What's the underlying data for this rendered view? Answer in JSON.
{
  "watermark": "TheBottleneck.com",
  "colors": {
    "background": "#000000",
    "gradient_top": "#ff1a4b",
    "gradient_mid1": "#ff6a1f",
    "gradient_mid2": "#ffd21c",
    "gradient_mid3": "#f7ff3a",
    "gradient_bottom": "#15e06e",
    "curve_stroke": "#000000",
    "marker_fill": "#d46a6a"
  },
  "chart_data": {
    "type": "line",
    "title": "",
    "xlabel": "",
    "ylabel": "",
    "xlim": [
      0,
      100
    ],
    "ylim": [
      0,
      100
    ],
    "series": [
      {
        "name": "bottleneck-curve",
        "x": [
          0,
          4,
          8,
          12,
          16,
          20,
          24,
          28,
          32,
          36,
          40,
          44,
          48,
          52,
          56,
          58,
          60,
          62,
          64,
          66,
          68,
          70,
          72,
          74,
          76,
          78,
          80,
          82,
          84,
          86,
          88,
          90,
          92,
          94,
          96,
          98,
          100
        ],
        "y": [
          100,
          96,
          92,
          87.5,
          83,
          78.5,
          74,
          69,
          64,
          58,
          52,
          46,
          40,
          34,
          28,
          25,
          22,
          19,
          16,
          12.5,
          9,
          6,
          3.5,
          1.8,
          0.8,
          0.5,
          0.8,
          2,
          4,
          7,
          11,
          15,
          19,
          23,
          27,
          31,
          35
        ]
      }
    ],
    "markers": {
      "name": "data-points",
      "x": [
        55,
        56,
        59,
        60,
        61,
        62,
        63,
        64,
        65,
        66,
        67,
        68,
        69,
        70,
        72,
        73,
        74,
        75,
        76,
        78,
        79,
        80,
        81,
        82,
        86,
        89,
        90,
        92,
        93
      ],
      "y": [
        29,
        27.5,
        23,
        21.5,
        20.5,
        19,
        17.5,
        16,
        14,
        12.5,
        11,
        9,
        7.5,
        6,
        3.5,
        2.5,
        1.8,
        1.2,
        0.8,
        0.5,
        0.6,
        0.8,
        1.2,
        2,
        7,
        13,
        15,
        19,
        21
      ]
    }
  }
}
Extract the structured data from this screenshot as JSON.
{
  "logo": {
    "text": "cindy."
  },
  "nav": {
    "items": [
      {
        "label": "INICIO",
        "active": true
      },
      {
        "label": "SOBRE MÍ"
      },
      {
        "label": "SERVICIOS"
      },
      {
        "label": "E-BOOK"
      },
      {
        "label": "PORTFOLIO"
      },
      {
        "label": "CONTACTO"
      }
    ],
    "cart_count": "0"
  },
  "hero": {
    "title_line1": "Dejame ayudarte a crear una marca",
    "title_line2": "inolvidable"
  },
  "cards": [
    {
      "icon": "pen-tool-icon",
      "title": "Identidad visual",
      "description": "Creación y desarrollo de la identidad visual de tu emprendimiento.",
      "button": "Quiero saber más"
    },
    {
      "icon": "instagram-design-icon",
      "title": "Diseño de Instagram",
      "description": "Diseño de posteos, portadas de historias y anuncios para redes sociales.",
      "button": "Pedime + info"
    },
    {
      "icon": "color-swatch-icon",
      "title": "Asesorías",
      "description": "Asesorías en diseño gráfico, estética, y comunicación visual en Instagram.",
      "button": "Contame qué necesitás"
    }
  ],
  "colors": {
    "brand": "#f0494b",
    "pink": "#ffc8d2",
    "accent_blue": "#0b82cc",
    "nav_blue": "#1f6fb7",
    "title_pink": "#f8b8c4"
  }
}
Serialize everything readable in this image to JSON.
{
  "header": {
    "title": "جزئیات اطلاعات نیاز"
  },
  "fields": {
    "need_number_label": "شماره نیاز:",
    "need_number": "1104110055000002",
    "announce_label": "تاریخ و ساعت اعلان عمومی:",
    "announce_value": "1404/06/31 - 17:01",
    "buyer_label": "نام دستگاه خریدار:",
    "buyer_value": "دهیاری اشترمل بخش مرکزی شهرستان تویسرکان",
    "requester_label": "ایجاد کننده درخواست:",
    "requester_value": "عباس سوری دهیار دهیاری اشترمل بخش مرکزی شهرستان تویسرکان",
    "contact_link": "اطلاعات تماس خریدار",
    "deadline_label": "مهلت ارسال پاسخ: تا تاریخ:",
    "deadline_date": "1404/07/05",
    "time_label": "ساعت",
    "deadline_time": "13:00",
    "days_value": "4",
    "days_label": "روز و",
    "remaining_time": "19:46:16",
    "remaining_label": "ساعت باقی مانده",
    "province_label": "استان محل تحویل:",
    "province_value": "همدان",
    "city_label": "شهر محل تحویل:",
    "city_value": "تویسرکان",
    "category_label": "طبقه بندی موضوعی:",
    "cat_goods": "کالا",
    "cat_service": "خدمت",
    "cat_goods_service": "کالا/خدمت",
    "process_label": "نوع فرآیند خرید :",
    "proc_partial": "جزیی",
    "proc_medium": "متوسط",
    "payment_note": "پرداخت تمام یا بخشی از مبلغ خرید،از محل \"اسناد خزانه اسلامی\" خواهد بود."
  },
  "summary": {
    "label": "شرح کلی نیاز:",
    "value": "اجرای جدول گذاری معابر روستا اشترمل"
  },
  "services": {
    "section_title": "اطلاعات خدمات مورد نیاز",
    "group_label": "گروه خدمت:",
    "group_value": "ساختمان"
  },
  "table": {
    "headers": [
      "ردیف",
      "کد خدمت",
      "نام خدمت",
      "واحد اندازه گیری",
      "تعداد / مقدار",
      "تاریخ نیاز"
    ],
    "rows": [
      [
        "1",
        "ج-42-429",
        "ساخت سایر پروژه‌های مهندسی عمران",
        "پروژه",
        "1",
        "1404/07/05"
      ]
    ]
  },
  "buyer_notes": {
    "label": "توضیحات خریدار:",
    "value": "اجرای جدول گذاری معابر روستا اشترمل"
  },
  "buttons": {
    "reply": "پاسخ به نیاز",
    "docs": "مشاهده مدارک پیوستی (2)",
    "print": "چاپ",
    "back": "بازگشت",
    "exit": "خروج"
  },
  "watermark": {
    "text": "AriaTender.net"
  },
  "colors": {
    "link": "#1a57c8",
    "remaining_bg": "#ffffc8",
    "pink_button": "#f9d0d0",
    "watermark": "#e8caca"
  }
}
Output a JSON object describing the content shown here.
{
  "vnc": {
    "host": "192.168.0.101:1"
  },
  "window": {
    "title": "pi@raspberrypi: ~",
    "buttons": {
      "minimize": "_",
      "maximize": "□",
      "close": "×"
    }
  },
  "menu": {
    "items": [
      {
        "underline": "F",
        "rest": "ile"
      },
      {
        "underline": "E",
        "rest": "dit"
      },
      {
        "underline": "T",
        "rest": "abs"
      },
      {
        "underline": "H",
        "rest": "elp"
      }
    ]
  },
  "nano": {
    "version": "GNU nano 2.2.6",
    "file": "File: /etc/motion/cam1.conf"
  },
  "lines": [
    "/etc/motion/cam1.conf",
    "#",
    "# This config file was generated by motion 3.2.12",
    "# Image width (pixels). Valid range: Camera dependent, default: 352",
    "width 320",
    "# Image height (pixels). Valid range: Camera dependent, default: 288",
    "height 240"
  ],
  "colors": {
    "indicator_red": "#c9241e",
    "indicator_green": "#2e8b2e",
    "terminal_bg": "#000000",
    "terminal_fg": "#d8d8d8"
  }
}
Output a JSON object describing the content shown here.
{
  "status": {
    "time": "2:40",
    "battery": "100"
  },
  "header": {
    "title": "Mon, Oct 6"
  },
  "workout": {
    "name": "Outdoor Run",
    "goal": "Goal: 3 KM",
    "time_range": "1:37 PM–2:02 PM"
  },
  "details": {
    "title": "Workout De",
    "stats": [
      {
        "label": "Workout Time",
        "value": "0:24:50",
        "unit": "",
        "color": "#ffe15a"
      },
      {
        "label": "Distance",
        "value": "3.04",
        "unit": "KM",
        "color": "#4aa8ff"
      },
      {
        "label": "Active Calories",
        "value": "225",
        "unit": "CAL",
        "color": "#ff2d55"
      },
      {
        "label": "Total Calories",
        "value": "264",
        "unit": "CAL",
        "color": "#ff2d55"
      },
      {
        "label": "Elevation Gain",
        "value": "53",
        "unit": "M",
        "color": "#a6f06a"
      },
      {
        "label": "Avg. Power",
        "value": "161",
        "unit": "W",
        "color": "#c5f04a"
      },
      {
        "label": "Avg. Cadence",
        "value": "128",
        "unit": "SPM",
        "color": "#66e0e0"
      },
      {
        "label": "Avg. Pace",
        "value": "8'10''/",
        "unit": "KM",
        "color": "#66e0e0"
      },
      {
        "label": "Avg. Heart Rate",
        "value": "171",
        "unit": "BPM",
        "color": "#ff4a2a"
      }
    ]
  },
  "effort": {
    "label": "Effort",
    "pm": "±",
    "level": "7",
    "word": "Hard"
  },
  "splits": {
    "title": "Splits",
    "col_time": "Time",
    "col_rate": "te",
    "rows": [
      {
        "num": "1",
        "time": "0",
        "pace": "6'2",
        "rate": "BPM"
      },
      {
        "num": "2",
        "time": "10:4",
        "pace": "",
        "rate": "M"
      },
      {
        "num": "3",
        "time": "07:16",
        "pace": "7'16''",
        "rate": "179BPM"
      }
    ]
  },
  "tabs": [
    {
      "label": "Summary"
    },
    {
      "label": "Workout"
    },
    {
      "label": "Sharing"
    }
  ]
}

━━━━

Where a line holds "تویسرکان", copy it out.

▶ **Complete answer**:
    "buyer_value": "دهیاری اشترمل بخش مرکزی شهرستان تویسرکان",
    "requester_value": "عباس سوری دهیار دهیاری اشترمل بخش مرکزی شهرستان تویسرکان",
    "city_value": "تویسرکان",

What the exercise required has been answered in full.